-- begin Supplied data --

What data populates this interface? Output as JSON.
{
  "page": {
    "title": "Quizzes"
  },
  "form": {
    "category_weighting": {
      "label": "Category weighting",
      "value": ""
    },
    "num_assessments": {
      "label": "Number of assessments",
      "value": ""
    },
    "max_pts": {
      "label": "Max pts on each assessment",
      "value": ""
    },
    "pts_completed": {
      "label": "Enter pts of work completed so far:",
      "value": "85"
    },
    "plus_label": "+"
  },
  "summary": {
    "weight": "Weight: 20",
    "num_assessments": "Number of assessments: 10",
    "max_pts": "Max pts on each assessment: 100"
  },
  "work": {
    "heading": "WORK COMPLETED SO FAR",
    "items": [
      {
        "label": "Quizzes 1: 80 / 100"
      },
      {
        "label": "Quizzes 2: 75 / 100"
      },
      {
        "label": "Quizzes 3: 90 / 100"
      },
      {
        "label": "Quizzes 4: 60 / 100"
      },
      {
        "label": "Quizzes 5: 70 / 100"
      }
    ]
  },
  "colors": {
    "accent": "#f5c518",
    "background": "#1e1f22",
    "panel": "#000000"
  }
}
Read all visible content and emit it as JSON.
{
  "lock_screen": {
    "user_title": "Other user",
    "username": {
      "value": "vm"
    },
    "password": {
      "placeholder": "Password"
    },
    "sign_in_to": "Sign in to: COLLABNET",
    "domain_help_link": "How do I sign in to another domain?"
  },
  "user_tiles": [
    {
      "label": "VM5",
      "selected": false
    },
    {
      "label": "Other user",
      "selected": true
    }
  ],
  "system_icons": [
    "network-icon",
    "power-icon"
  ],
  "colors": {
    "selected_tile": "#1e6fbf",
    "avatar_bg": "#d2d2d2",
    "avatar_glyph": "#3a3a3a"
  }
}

-- end Supplied data --

→ **Do this**:
Retype every entry above, word for word.

→ **Problem solution**:
What data populates this interface? Output as JSON.
{
  "page": {
    "title": "Quizzes"
  },
  "form": {
    "category_weighting": {
      "label": "Category weighting",
      "value": ""
    },
    "num_assessments": {
      "label": "Number of assessments",
      "value": ""
    },
    "max_pts": {
      "label": "Max pts on each assessment",
      "value": ""
    },
    "pts_completed": {
      "label": "Enter pts of work completed so far:",
      "value": "85"
    },
    "plus_label": "+"
  },
  "summary": {
    "weight": "Weight: 20",
    "num_assessments": "Number of assessments: 10",
    "max_pts": "Max pts on each assessment: 100"
  },
  "work": {
    "heading": "WORK COMPLETED SO FAR",
    "items": [
      {
        "label": "Quizzes 1: 80 / 100"
      },
      {
        "label": "Quizzes 2: 75 / 100"
      },
      {
        "label": "Quizzes 3: 90 / 100"
      },
      {
        "label": "Quizzes 4: 60 / 100"
      },
      {
        "label": "Quizzes 5: 70 / 100"
      }
    ]
  },
  "colors": {
    "accent": "#f5c518",
    "background": "#1e1f22",
    "panel": "#000000"
  }
}
Read all visible content and emit it as JSON.
{
  "lock_screen": {
    "user_title": "Other user",
    "username": {
      "value": "vm"
    },
    "password": {
      "placeholder": "Password"
    },
    "sign_in_to": "Sign in to: COLLABNET",
    "domain_help_link": "How do I sign in to another domain?"
  },
  "user_tiles": [
    {
      "label": "VM5",
      "selected": false
    },
    {
      "label": "Other user",
      "selected": true
    }
  ],
  "system_icons": [
    "network-icon",
    "power-icon"
  ],
  "colors": {
    "selected_tile": "#1e6fbf",
    "avatar_bg": "#d2d2d2",
    "avatar_glyph": "#3a3a3a"
  }
}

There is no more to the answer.